**Goal**
Starting at the beginning of the material and going on through the line that contains "For every button, label, input, icon, or", lay out each line as a numbered list, skipping blank lines. Leave the pictures out of the answer.
::::::::
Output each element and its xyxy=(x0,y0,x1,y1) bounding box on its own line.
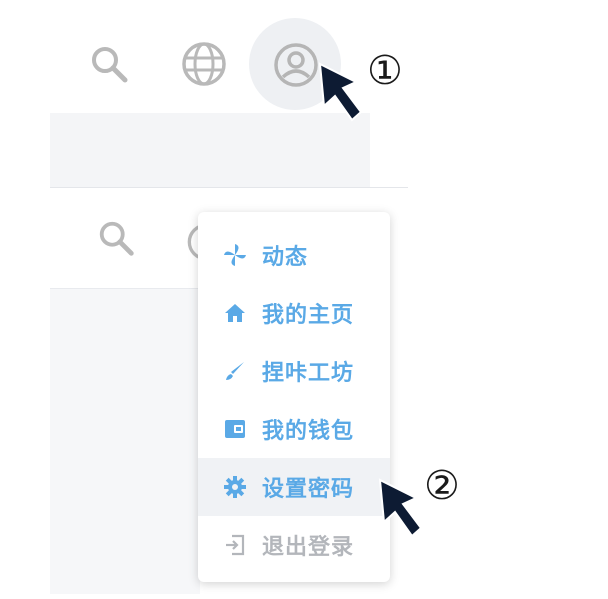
menu-item-set-password[interactable]: 设置密码 xyxy=(198,458,390,516)
wallet-icon xyxy=(222,416,248,442)
menu-item-my-wallet[interactable]: 我的钱包 xyxy=(198,400,390,458)
menu-item-workshop[interactable]: 捏咔工坊 xyxy=(198,342,390,400)
cursor-pointer-icon xyxy=(316,60,374,132)
menu-item-label: 设置密码 xyxy=(262,477,355,502)
logout-icon xyxy=(222,532,248,558)
menu-item-moments[interactable]: 动态 xyxy=(198,226,390,284)
globe-icon[interactable] xyxy=(180,40,228,88)
divider xyxy=(50,187,408,188)
brush-icon xyxy=(222,358,248,384)
menu-item-label: 动态 xyxy=(262,245,309,270)
content-area xyxy=(50,289,200,594)
menu-item-logout[interactable]: 退出登录 xyxy=(198,516,390,574)
step-2-marker: ② xyxy=(424,463,460,509)
home-icon xyxy=(222,300,248,326)
menu-item-label: 我的主页 xyxy=(262,303,355,328)
user-avatar-icon[interactable] xyxy=(272,41,320,89)
user-dropdown-menu: 动态 我的主页 捏咔工坊 我的钱包 设置密码 退出登录 xyxy=(198,212,390,582)
search-icon[interactable] xyxy=(88,43,132,87)
pinwheel-icon xyxy=(222,242,248,268)
step-1-marker: ① xyxy=(367,48,403,94)
menu-item-label: 退出登录 xyxy=(262,535,355,560)
menu-item-my-homepage[interactable]: 我的主页 xyxy=(198,284,390,342)
menu-item-label: 捏咔工坊 xyxy=(262,361,355,386)
gear-icon xyxy=(222,474,248,500)
search-icon[interactable] xyxy=(96,218,138,260)
menu-item-label: 我的钱包 xyxy=(262,419,355,444)
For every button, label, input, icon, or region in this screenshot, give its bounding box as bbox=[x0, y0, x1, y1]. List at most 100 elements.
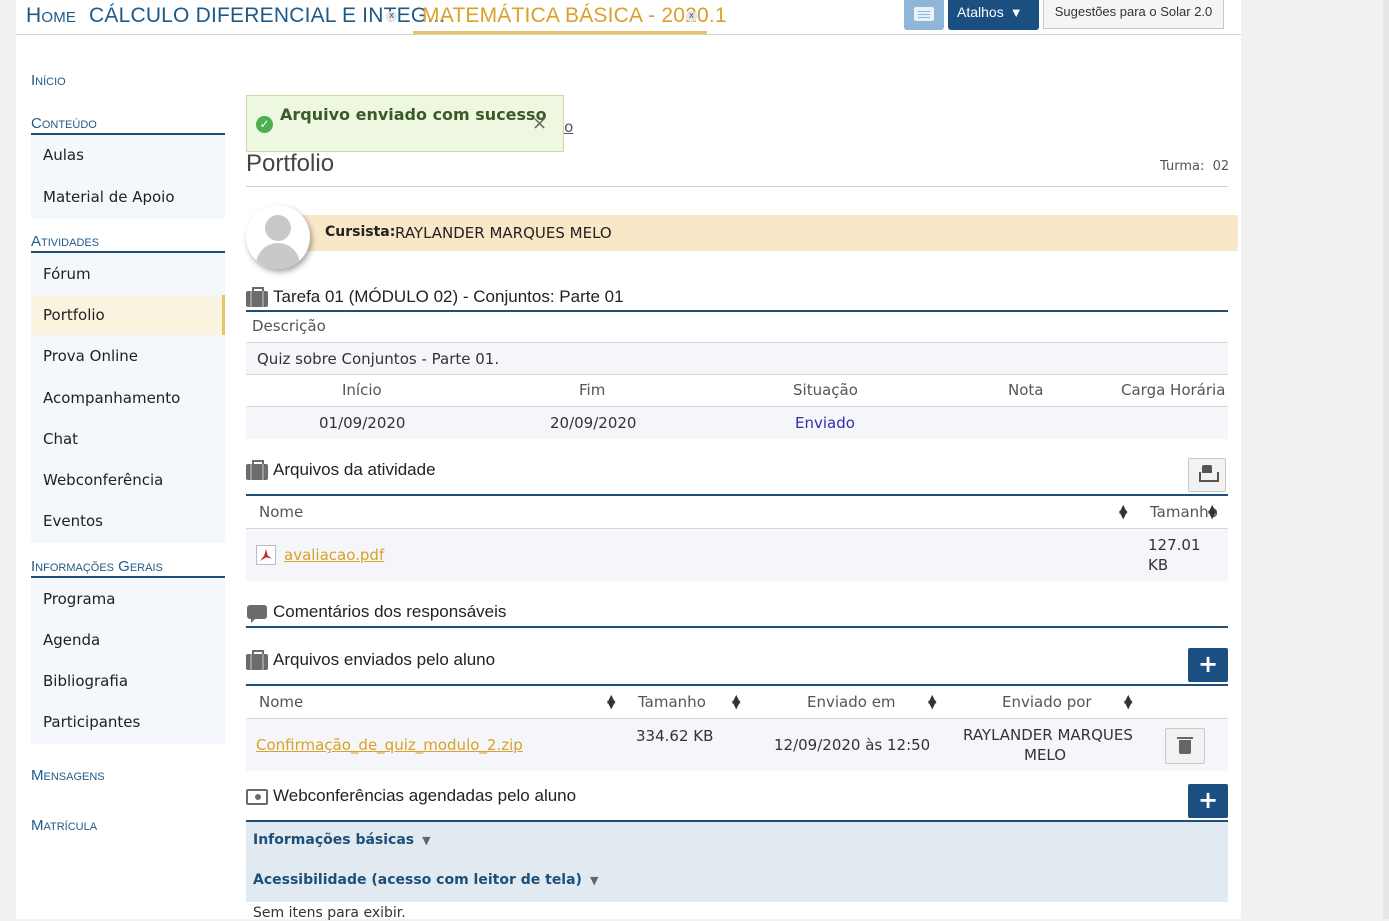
shortcuts-label: Atalhos bbox=[957, 4, 1004, 20]
sidebar-item-webconferencia[interactable]: Webconferência bbox=[31, 460, 225, 500]
success-toast: ✓ Arquivo enviado com sucesso × bbox=[246, 95, 564, 152]
section-rule bbox=[246, 494, 1228, 496]
sidebar-item-eventos[interactable]: Eventos bbox=[31, 501, 225, 541]
col-carga: Carga Horária bbox=[1121, 381, 1226, 399]
student-name: RAYLANDER MARQUES MELO bbox=[395, 224, 612, 242]
screen-icon bbox=[246, 789, 268, 805]
col-inicio: Início bbox=[342, 381, 382, 399]
top-tab-bar: Home CÁLCULO DIFERENCIAL E INTEG... x MA… bbox=[16, 0, 1241, 35]
desc-label: Descrição bbox=[252, 317, 326, 335]
turma-label: Turma: bbox=[1160, 159, 1205, 174]
nav-conteudo[interactable]: Conteúdo bbox=[31, 115, 97, 132]
right-margin bbox=[1241, 0, 1389, 919]
sidebar-item-programa[interactable]: Programa bbox=[31, 579, 225, 619]
caret-down-icon: ▼ bbox=[422, 834, 431, 847]
caret-down-icon: ▼ bbox=[589, 874, 599, 887]
sort-icon[interactable]: ▲ ▼ bbox=[1208, 503, 1216, 520]
close-icon[interactable]: x bbox=[686, 11, 697, 22]
plus-icon: + bbox=[1197, 650, 1219, 678]
add-file-button[interactable]: + bbox=[1188, 648, 1228, 682]
sort-icon[interactable]: ▲ ▼ bbox=[1124, 693, 1132, 710]
sidebar-item-chat[interactable]: Chat bbox=[31, 419, 225, 459]
sidebar-item-portfolio[interactable]: Portfolio bbox=[31, 295, 225, 335]
col-nome[interactable]: Nome bbox=[259, 503, 303, 521]
sort-icon[interactable]: ▲ ▼ bbox=[1119, 503, 1127, 520]
turma-value: 02 bbox=[1212, 159, 1230, 174]
briefcase-icon bbox=[246, 460, 268, 480]
status-badge: Enviado bbox=[795, 414, 855, 432]
student-bar: Cursista: RAYLANDER MARQUES MELO bbox=[300, 215, 1238, 251]
nav-inicio[interactable]: Início bbox=[31, 72, 66, 89]
student-files-title: Arquivos enviados pelo aluno bbox=[273, 650, 496, 669]
sidebar-item-bibliografia[interactable]: Bibliografia bbox=[31, 661, 225, 701]
comment-icon bbox=[247, 605, 267, 623]
task-title: Tarefa 01 (MÓDULO 02) - Conjuntos: Parte… bbox=[273, 287, 624, 306]
turma-info: Turma: 02 bbox=[1160, 159, 1229, 174]
plus-icon: + bbox=[1197, 786, 1219, 814]
section-rule bbox=[246, 684, 1228, 686]
add-webconf-button[interactable]: + bbox=[1188, 784, 1228, 818]
sort-icon[interactable]: ▲ ▼ bbox=[607, 693, 615, 710]
briefcase-icon bbox=[246, 650, 268, 670]
sidebar-item-prova-online[interactable]: Prova Online bbox=[31, 336, 225, 376]
tab-matematica-active[interactable]: MATEMÁTICA BÁSICA - 2020.1 bbox=[422, 4, 727, 28]
col-situacao: Situação bbox=[793, 381, 858, 399]
sidebar-item-forum[interactable]: Fórum bbox=[31, 254, 225, 294]
suggestions-button[interactable]: Sugestões para o Solar 2.0 bbox=[1043, 0, 1224, 29]
delete-file-button[interactable] bbox=[1165, 728, 1205, 764]
task-fim: 20/09/2020 bbox=[550, 414, 637, 432]
col-enviado-por[interactable]: Enviado por bbox=[1002, 693, 1092, 711]
accordion-basic-label: Informações básicas bbox=[253, 832, 415, 848]
col-tamanho[interactable]: Tamanho bbox=[638, 693, 706, 711]
sidebar-item-agenda[interactable]: Agenda bbox=[31, 620, 225, 660]
success-icon: ✓ bbox=[256, 116, 273, 133]
nav-atividades[interactable]: Atividades bbox=[31, 233, 99, 250]
chat-button[interactable] bbox=[904, 0, 944, 30]
nav-informacoes-gerais[interactable]: Informações Gerais bbox=[31, 558, 163, 575]
active-tab-indicator bbox=[413, 31, 707, 34]
col-nota: Nota bbox=[1008, 381, 1044, 399]
sort-icon[interactable]: ▲ ▼ bbox=[732, 693, 740, 710]
accordion-access-label: Acessibilidade (acesso com leitor de tel… bbox=[253, 872, 582, 888]
student-label: Cursista: bbox=[325, 224, 396, 240]
activity-files-title: Arquivos da atividade bbox=[273, 460, 436, 479]
avatar-icon bbox=[246, 205, 310, 269]
sidebar-item-participantes[interactable]: Participantes bbox=[31, 702, 225, 742]
col-nome[interactable]: Nome bbox=[259, 693, 303, 711]
scrollbar-track[interactable] bbox=[1383, 0, 1389, 919]
file-size: 127.01 bbox=[1148, 536, 1201, 554]
task-inicio: 01/09/2020 bbox=[319, 414, 406, 432]
file-size-unit: KB bbox=[1148, 556, 1169, 574]
file-link-avaliacao[interactable]: avaliacao.pdf bbox=[284, 546, 384, 564]
page-title: Portfolio bbox=[246, 150, 335, 177]
accordion-basic-info[interactable]: Informações básicas ▼ bbox=[253, 832, 431, 848]
accordion-accessibility[interactable]: Acessibilidade (acesso com leitor de tel… bbox=[253, 872, 598, 888]
file-link-confirmacao[interactable]: Confirmação_de_quiz_modulo_2.zip bbox=[256, 736, 523, 754]
download-all-button[interactable] bbox=[1188, 458, 1226, 492]
sent-at: 12/09/2020 às 12:50 bbox=[774, 736, 931, 754]
task-description: Quiz sobre Conjuntos - Parte 01. bbox=[257, 350, 500, 368]
trash-icon bbox=[1177, 737, 1193, 739]
sidebar-item-acompanhamento[interactable]: Acompanhamento bbox=[31, 378, 225, 418]
sent-by-line2: MELO bbox=[1024, 746, 1067, 764]
chat-icon bbox=[914, 7, 934, 21]
shortcuts-button[interactable]: Atalhos ▼ bbox=[948, 0, 1039, 30]
file-size: 334.62 KB bbox=[636, 727, 714, 745]
nav-matricula[interactable]: Matrícula bbox=[31, 817, 97, 834]
sent-by: RAYLANDER MARQUES bbox=[963, 726, 1133, 744]
sidebar-item-aulas[interactable]: Aulas bbox=[31, 135, 225, 175]
webconf-title: Webconferências agendadas pelo aluno bbox=[273, 786, 577, 805]
nav-mensagens[interactable]: Mensagens bbox=[31, 767, 105, 784]
close-icon[interactable]: x bbox=[386, 11, 397, 22]
section-rule bbox=[246, 310, 1228, 312]
pdf-icon bbox=[256, 545, 276, 565]
sort-icon[interactable]: ▲ ▼ bbox=[928, 693, 936, 710]
row-divider bbox=[246, 374, 1228, 375]
comments-title: Comentários dos responsáveis bbox=[273, 602, 507, 621]
col-enviado-em[interactable]: Enviado em bbox=[807, 693, 896, 711]
section-rule bbox=[246, 626, 1228, 628]
toast-message: Arquivo enviado com sucesso bbox=[280, 105, 547, 124]
sidebar-item-material[interactable]: Material de Apoio bbox=[31, 177, 225, 217]
tab-home[interactable]: Home bbox=[26, 4, 76, 28]
close-icon[interactable]: × bbox=[532, 113, 547, 134]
::::::::
**Response for this exercise**
1. Output each element and its xyxy=(x0,y0,x1,y1) bounding box on its own line.
2. menu-item-set-password[interactable]: 设置密码 xyxy=(198,458,390,516)
3. wallet-icon xyxy=(222,416,248,442)
4. menu-item-my-wallet[interactable]: 我的钱包 xyxy=(198,400,390,458)
5. menu-item-workshop[interactable]: 捏咔工坊 xyxy=(198,342,390,400)
6. cursor-pointer-icon xyxy=(316,60,374,132)
7. menu-item-label: 设置密码 xyxy=(262,477,355,502)
8. logout-icon xyxy=(222,532,248,558)
9. menu-item-moments[interactable]: 动态 xyxy=(198,226,390,284)
10. globe-icon[interactable] xyxy=(180,40,228,88)
11. divider xyxy=(50,187,408,188)
12. brush-icon xyxy=(222,358,248,384)
13. menu-item-label: 动态 xyxy=(262,245,309,270)
14. content-area xyxy=(50,289,200,594)
15. menu-item-logout[interactable]: 退出登录 xyxy=(198,516,390,574)
16. step-2-marker: ② xyxy=(424,463,460,509)
17. home-icon xyxy=(222,300,248,326)
18. menu-item-label: 我的主页 xyxy=(262,303,355,328)
19. user-avatar-icon[interactable] xyxy=(272,41,320,89)
20. user-dropdown-menu: 动态 我的主页 捏咔工坊 我的钱包 设置密码 退出登录 xyxy=(198,212,390,582)
21. search-icon[interactable] xyxy=(88,43,132,87)
22. pinwheel-icon xyxy=(222,242,248,268)
23. step-1-marker: ① xyxy=(367,48,403,94)
24. menu-item-label: 退出登录 xyxy=(262,535,355,560)
25. menu-item-my-homepage[interactable]: 我的主页 xyxy=(198,284,390,342)
26. menu-item-label: 捏咔工坊 xyxy=(262,361,355,386)
27. gear-icon xyxy=(222,474,248,500)
28. search-icon[interactable] xyxy=(96,218,138,260)
29. menu-item-label: 我的钱包 xyxy=(262,419,355,444)
30. For every button, label, input, icon, or region in this screenshot, give its bounding box as bbox=[x0, y0, x1, y1]. List at most 100 elements.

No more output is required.